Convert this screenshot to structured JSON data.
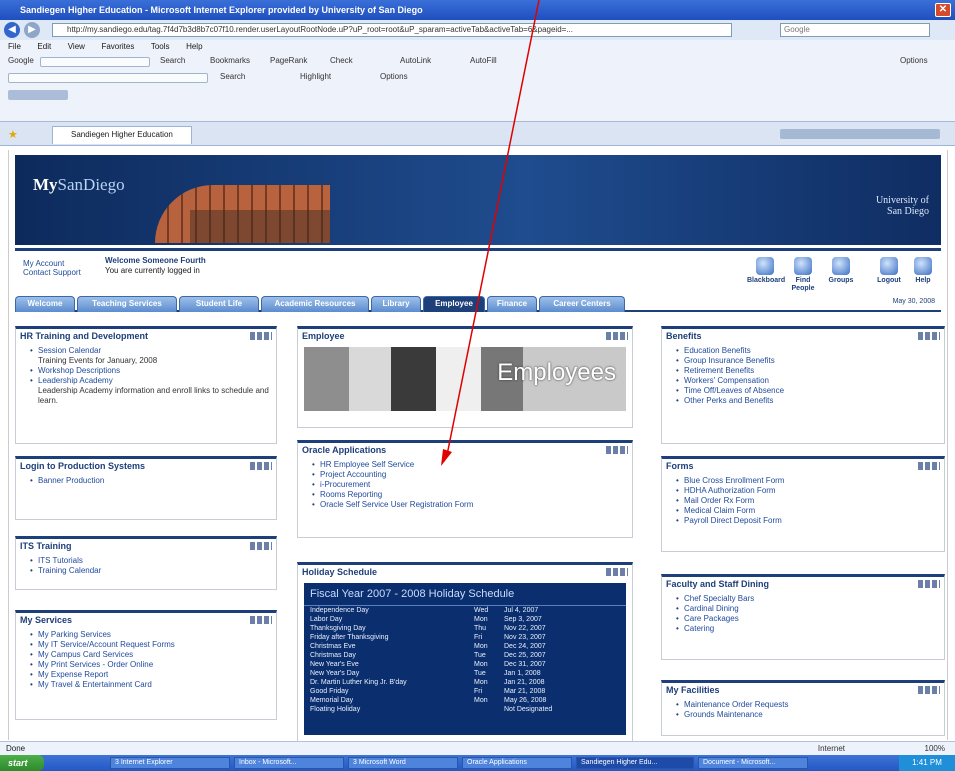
{
  "browser": {
    "title": "Sandiegen Higher Education - Microsoft Internet Explorer provided by University of San Diego",
    "url": "http://my.sandiego.edu/tag.7f4d7b3d8b7c07f10.render.userLayoutRootNode.uP?uP_root=root&uP_sparam=activeTab&activeTab=6&pageid=...",
    "search_placeholder": "Google",
    "menu": [
      "File",
      "Edit",
      "View",
      "Favorites",
      "Tools",
      "Help"
    ],
    "tab_label": "Sandiegen Higher Education",
    "toolbar_text": [
      "Google",
      "Search",
      "Bookmarks",
      "PageRank",
      "Check",
      "AutoLink",
      "AutoFill",
      "Options"
    ],
    "toolbar2_text": [
      "Search",
      "Highlight",
      "Options"
    ],
    "status_text": "Done",
    "zone_text": "Internet",
    "zoom_text": "100%"
  },
  "banner": {
    "logo_my": "My",
    "logo_rest": "SanDiego",
    "university_logo": "University of San Diego"
  },
  "welcome": {
    "side_line1": "My Account",
    "side_line2": "Contact Support",
    "heading": "Welcome Someone Fourth",
    "subtext": "You are currently logged in"
  },
  "quick_icons": [
    "Blackboard",
    "Find People",
    "Groups",
    "Logout",
    "Help"
  ],
  "nav_tabs": [
    "Welcome",
    "Teaching Services",
    "Student Life",
    "Academic Resources",
    "Library",
    "Employee",
    "Finance",
    "Career Centers"
  ],
  "nav_date": "May 30, 2008",
  "panels": {
    "hr": {
      "title": "HR Training and Development",
      "items": [
        {
          "label": "Session Calendar",
          "sub": "Training Events for January, 2008"
        },
        {
          "label": "Workshop Descriptions",
          "sub": ""
        },
        {
          "label": "Leadership Academy",
          "sub": "Leadership Academy information and enroll links to schedule and learn."
        }
      ]
    },
    "login": {
      "title": "Login to Production Systems",
      "items": [
        "Banner Production"
      ]
    },
    "its": {
      "title": "ITS Training",
      "items": [
        "ITS Tutorials",
        "Training Calendar"
      ]
    },
    "myservices": {
      "title": "My Services",
      "items": [
        "My Parking Services",
        "My IT Service/Account Request Forms",
        "My Campus Card Services",
        "My Print Services - Order Online",
        "My Expense Report",
        "My Travel & Entertainment Card"
      ]
    },
    "employee": {
      "title": "Employee",
      "image_text": "Employees"
    },
    "oracle": {
      "title": "Oracle Applications",
      "items": [
        "HR Employee Self Service",
        "Project Accounting",
        "i-Procurement",
        "Rooms Reporting",
        "Oracle Self Service User Registration Form"
      ]
    },
    "holiday": {
      "title": "Holiday Schedule",
      "box_title": "Fiscal Year 2007 - 2008 Holiday Schedule",
      "rows": [
        {
          "name": "Independence Day",
          "day": "Wed",
          "date": "Jul 4, 2007"
        },
        {
          "name": "Labor Day",
          "day": "Mon",
          "date": "Sep 3, 2007"
        },
        {
          "name": "Thanksgiving Day",
          "day": "Thu",
          "date": "Nov 22, 2007"
        },
        {
          "name": "Friday after Thanksgiving",
          "day": "Fri",
          "date": "Nov 23, 2007"
        },
        {
          "name": "Christmas Eve",
          "day": "Mon",
          "date": "Dec 24, 2007"
        },
        {
          "name": "Christmas Day",
          "day": "Tue",
          "date": "Dec 25, 2007"
        },
        {
          "name": "New Year's Eve",
          "day": "Mon",
          "date": "Dec 31, 2007"
        },
        {
          "name": "New Year's Day",
          "day": "Tue",
          "date": "Jan 1, 2008"
        },
        {
          "name": "Dr. Martin Luther King Jr. B'day",
          "day": "Mon",
          "date": "Jan 21, 2008"
        },
        {
          "name": "Good Friday",
          "day": "Fri",
          "date": "Mar 21, 2008"
        },
        {
          "name": "Memorial Day",
          "day": "Mon",
          "date": "May 26, 2008"
        },
        {
          "name": "Floating Holiday",
          "day": "",
          "date": "Not Designated"
        }
      ]
    },
    "benefits": {
      "title": "Benefits",
      "items": [
        "Education Benefits",
        "Group Insurance Benefits",
        "Retirement Benefits",
        "Workers' Compensation",
        "Time Off/Leaves of Absence",
        "Other Perks and Benefits"
      ]
    },
    "forms": {
      "title": "Forms",
      "items": [
        "Blue Cross Enrollment Form",
        "HDHA Authorization Form",
        "Mail Order Rx Form",
        "Medical Claim Form",
        "Payroll Direct Deposit Form"
      ]
    },
    "dining": {
      "title": "Faculty and Staff Dining",
      "items": [
        "Chef Specialty Bars",
        "Cardinal Dining",
        "Care Packages",
        "Catering"
      ]
    },
    "facilities": {
      "title": "My Facilities",
      "items": [
        "Maintenance Order Requests",
        "Grounds Maintenance"
      ]
    }
  },
  "taskbar": {
    "start": "start",
    "items": [
      "3 Internet Explorer",
      "Inbox - Microsoft...",
      "3 Microsoft Word",
      "Oracle Applications",
      "Sandiegen Higher Edu...",
      "Document - Microsoft..."
    ],
    "clock": "1:41 PM"
  },
  "colors": {
    "brand_navy": "#1d3f7a",
    "link_blue": "#1f4a9c",
    "annotation_arrow": "#e00000"
  }
}
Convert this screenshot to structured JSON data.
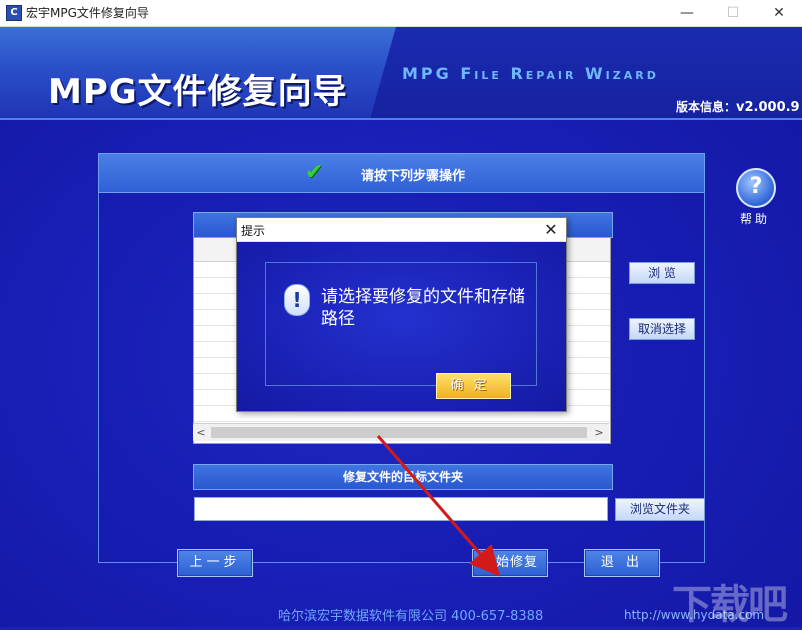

:::

## What to do
Search the data for the string "Leadership" and copy each line where it appears.

## Answer
          "label": "Leadership Academy",
          "sub": "Leadership Academy information and enroll links to schedule and learn."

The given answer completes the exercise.